Records from a collection of figures
************
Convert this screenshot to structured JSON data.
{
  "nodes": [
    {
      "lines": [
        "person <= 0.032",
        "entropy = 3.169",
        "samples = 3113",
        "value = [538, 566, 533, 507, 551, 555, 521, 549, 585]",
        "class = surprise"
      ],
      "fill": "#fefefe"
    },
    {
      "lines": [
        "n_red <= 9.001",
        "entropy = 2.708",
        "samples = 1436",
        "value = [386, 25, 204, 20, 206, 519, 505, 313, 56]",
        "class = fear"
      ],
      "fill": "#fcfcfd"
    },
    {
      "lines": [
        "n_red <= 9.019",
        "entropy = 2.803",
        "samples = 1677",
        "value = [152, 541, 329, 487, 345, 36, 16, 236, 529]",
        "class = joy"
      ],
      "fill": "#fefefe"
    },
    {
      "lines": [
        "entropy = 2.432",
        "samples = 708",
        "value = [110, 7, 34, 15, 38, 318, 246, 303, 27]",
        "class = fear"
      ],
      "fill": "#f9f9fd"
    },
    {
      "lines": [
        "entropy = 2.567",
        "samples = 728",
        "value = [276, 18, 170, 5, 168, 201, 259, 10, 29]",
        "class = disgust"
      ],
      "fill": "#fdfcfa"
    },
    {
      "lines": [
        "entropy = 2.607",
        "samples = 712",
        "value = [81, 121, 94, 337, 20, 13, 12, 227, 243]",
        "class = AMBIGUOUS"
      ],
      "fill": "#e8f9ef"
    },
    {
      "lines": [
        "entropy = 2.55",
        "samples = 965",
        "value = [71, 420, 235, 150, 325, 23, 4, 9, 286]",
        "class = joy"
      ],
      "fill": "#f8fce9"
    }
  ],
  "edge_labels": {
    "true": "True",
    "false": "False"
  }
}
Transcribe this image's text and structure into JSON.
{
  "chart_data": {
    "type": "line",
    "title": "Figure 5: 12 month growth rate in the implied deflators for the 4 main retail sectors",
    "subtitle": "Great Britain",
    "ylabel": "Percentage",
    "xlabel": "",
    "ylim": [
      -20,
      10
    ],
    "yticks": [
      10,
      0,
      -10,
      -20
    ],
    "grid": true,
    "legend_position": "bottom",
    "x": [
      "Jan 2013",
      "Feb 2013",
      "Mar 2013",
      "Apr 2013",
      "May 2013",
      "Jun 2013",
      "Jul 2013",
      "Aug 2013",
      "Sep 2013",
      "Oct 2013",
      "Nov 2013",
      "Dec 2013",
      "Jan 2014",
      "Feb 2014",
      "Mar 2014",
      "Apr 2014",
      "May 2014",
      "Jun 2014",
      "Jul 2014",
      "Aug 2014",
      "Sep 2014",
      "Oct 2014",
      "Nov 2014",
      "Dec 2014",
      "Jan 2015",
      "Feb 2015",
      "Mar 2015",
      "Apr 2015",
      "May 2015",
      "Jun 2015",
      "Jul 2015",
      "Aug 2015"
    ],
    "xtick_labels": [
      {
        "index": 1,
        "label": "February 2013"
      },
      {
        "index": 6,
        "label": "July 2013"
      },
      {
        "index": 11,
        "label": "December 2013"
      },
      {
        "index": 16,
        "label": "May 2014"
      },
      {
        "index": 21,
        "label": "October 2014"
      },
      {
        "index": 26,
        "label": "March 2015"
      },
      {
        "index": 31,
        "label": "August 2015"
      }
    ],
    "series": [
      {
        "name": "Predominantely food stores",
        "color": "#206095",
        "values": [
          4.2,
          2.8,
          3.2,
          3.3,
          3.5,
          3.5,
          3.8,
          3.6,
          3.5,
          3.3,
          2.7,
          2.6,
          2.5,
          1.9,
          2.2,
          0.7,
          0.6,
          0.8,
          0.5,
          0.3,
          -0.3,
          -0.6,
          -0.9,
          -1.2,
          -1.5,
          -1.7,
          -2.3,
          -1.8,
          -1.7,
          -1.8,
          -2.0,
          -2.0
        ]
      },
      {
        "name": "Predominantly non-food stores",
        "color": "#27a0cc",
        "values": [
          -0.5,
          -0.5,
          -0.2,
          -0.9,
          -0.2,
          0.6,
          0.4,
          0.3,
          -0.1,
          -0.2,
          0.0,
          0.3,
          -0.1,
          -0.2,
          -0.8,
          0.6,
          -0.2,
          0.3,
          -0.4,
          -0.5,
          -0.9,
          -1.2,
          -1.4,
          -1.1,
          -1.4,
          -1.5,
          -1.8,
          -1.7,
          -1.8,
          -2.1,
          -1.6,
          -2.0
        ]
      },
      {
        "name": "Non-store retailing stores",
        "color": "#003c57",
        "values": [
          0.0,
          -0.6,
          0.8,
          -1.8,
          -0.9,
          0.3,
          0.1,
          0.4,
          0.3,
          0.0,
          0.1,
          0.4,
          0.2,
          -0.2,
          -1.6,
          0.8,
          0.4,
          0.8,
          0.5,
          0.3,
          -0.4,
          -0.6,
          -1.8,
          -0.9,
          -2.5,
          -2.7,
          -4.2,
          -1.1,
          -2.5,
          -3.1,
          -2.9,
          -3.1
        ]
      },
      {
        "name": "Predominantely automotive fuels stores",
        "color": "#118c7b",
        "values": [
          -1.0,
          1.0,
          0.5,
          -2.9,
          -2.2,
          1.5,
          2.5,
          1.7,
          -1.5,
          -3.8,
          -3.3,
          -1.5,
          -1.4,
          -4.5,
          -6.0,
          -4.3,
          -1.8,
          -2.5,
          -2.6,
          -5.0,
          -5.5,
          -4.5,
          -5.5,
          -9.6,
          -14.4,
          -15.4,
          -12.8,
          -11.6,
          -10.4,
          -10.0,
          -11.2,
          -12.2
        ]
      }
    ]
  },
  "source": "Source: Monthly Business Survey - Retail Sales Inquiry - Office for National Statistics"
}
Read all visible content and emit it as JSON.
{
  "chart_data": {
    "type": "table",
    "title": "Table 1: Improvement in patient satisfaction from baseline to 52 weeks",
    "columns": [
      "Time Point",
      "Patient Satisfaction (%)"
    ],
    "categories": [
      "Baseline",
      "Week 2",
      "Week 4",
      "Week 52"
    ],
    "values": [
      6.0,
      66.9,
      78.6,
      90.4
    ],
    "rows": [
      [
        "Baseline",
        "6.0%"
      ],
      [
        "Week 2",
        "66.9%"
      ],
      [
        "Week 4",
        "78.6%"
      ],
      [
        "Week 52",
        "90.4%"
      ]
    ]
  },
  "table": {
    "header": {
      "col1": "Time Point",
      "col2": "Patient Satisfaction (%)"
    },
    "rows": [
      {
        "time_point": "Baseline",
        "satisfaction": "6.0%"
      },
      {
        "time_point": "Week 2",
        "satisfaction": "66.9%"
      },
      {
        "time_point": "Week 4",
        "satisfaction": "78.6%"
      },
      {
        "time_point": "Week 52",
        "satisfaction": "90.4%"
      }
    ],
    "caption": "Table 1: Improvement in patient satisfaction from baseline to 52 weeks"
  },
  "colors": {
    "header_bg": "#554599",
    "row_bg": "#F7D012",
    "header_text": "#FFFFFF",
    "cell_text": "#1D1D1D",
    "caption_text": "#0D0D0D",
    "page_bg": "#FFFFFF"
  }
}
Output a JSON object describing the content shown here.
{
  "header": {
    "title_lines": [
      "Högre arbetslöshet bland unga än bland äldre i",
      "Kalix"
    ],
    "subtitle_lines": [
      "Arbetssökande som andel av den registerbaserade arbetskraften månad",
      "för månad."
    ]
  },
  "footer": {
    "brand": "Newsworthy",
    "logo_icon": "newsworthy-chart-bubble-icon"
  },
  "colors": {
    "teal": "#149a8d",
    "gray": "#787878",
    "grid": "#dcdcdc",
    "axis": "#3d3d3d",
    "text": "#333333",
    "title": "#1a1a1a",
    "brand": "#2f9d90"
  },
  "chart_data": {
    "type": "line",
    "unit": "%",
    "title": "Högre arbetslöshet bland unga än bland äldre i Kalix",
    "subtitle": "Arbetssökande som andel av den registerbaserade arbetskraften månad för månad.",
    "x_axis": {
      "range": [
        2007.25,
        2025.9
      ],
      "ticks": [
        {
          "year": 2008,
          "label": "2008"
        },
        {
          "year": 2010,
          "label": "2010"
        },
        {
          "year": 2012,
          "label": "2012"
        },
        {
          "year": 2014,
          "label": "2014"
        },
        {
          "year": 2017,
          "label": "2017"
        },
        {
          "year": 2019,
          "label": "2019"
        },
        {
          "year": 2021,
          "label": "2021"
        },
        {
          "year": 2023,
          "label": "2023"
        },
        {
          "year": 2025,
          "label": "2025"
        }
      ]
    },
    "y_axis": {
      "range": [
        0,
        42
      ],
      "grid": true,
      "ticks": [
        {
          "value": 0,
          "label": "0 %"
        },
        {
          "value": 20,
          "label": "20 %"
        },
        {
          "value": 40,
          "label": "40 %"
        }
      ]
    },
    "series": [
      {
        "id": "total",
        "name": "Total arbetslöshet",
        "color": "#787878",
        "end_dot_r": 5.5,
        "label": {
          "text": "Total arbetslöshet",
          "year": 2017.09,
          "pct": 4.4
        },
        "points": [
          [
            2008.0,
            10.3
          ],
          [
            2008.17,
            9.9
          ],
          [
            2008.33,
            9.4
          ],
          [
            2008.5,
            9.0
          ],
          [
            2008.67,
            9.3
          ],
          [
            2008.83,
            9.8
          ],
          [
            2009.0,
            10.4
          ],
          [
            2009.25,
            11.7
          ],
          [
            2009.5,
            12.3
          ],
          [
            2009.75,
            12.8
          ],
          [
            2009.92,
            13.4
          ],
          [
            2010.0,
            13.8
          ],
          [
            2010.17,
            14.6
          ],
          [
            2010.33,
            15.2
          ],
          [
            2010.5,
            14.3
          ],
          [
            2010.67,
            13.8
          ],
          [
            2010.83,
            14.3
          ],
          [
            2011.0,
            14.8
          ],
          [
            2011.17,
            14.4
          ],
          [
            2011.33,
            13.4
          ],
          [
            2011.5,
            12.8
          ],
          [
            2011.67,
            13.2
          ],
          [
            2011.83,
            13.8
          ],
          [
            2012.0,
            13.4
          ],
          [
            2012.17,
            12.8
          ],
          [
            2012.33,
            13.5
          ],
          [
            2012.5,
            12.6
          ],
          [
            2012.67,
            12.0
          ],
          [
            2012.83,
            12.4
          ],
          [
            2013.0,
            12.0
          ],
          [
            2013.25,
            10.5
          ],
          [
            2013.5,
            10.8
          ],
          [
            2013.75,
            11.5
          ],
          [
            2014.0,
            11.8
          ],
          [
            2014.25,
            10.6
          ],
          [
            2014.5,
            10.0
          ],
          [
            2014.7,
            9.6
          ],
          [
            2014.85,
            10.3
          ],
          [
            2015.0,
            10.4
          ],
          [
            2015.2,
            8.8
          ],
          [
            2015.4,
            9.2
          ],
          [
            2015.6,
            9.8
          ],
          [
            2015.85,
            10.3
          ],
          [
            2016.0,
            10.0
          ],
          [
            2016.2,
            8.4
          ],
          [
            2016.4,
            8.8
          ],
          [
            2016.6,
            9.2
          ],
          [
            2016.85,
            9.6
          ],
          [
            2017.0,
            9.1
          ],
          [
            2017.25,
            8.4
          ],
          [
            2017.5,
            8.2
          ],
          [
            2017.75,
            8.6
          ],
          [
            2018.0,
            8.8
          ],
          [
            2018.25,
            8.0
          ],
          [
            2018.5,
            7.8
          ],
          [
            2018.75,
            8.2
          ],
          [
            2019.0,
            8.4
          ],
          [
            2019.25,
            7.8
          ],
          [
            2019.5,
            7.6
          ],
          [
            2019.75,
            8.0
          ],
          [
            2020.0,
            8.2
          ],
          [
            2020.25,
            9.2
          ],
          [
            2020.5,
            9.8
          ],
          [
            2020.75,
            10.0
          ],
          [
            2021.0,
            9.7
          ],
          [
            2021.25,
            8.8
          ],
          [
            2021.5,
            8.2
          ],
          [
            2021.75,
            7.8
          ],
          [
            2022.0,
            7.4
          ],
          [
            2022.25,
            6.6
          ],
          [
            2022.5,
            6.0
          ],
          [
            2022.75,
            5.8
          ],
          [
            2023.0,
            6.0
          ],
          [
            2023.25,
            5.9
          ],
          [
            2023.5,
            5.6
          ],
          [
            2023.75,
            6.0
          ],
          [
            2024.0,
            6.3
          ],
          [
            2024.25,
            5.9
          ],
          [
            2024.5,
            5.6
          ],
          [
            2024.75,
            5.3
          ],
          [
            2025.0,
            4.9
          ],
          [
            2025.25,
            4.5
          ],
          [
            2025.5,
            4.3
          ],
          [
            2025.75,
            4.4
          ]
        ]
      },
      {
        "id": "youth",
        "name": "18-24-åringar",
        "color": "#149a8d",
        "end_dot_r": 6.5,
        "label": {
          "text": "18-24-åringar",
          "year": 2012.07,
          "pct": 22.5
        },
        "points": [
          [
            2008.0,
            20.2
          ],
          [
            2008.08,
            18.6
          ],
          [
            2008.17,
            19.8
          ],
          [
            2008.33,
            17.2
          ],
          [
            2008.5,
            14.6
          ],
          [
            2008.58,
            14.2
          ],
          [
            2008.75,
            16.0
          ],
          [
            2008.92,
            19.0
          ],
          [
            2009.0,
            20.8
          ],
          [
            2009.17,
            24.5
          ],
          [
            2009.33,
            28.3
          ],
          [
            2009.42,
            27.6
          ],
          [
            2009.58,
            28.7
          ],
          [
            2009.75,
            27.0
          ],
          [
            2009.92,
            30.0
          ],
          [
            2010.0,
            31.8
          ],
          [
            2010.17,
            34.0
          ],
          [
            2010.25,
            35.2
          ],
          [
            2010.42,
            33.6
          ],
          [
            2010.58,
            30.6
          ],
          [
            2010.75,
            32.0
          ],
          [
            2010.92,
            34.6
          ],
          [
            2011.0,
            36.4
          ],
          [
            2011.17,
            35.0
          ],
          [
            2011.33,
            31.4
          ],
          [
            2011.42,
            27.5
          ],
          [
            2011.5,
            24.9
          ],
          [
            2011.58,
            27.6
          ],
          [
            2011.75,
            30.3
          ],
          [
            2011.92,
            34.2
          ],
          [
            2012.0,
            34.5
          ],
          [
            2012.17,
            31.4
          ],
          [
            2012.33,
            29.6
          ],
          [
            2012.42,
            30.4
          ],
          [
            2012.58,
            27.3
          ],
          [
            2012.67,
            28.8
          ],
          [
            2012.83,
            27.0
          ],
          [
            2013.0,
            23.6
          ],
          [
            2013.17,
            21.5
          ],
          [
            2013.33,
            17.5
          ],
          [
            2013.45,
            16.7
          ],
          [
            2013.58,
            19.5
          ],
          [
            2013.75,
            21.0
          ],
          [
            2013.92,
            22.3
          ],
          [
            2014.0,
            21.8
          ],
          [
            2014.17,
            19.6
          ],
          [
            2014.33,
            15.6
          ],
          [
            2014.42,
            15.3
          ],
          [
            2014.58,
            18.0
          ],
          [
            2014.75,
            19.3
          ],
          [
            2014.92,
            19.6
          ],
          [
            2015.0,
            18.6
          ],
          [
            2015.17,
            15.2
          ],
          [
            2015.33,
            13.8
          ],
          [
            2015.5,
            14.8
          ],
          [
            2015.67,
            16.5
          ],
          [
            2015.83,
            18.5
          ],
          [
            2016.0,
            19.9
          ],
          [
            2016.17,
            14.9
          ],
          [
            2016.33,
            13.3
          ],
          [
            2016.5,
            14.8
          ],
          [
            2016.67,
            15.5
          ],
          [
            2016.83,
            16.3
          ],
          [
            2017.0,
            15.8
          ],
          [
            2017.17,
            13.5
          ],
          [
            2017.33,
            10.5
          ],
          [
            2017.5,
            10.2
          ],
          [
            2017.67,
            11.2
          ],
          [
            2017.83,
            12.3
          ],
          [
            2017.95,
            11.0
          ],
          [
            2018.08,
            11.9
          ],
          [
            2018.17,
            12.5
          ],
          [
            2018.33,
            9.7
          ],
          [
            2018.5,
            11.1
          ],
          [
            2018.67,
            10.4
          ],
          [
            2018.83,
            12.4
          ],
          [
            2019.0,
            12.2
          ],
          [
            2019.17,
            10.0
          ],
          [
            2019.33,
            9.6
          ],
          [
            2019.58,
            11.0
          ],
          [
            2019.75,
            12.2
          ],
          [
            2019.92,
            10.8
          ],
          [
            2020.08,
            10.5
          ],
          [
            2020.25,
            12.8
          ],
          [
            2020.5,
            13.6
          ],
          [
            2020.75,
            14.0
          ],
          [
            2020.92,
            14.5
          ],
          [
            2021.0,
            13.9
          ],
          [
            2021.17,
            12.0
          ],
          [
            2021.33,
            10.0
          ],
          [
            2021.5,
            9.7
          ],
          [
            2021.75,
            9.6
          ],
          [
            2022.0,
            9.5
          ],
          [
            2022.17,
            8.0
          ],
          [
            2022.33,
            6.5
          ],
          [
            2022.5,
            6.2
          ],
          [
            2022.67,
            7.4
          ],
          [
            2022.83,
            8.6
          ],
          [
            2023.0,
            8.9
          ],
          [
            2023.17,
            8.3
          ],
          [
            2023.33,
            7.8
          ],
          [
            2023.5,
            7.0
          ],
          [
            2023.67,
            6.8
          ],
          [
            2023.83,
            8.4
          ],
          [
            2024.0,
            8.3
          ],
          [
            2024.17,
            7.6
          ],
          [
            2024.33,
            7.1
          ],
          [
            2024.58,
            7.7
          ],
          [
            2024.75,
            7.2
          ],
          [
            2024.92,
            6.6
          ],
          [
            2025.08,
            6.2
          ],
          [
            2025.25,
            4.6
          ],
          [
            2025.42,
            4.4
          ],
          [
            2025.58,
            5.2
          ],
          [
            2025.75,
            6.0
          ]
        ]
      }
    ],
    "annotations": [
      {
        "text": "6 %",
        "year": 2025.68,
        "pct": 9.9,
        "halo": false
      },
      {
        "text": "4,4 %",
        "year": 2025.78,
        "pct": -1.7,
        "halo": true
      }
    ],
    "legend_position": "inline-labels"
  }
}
************
> **Exercise goal**
Of all the lines in the listing above, how many contain the word "content"? Answer with the number alone.

> **Written response**
2